* Exercise material *
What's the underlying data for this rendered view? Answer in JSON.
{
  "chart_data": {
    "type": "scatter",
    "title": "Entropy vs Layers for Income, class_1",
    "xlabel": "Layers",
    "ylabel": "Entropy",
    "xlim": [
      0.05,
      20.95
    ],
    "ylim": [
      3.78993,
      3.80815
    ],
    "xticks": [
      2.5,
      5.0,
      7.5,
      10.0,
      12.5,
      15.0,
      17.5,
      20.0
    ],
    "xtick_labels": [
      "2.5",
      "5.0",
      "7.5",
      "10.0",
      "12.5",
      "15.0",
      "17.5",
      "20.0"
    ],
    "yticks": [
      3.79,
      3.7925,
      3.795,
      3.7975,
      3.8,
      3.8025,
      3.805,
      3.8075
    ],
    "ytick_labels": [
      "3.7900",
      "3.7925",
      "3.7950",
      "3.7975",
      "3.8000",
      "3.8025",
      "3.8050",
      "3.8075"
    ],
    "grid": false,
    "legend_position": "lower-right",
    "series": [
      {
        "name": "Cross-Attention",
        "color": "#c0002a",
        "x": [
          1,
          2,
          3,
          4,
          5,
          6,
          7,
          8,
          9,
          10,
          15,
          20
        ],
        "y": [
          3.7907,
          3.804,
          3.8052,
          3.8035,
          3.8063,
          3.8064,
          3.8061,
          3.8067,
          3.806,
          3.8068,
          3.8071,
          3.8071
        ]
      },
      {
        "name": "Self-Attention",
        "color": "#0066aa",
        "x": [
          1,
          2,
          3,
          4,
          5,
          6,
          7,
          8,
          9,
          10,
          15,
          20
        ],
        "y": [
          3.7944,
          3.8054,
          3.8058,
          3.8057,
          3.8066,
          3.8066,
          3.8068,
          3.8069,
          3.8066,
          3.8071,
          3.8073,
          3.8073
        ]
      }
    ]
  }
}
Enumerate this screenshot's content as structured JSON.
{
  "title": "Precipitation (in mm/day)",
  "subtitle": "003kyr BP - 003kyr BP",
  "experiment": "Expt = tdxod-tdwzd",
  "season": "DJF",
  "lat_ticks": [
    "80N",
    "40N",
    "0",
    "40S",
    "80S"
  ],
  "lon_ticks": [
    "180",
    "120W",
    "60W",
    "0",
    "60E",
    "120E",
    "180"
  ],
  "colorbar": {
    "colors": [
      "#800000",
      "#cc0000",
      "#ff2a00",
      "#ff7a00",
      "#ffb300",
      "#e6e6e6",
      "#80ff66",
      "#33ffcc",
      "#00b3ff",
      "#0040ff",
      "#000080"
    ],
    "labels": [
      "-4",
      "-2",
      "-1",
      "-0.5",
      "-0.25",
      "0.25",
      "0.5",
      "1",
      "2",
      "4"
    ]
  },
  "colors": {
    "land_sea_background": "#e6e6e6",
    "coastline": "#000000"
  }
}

* Work to complete *
Copy every line of the listing that includes the string "JSON".

* Solution to this exercise *
What's the underlying data for this rendered view? Answer in JSON.
Enumerate this screenshot's content as structured JSON.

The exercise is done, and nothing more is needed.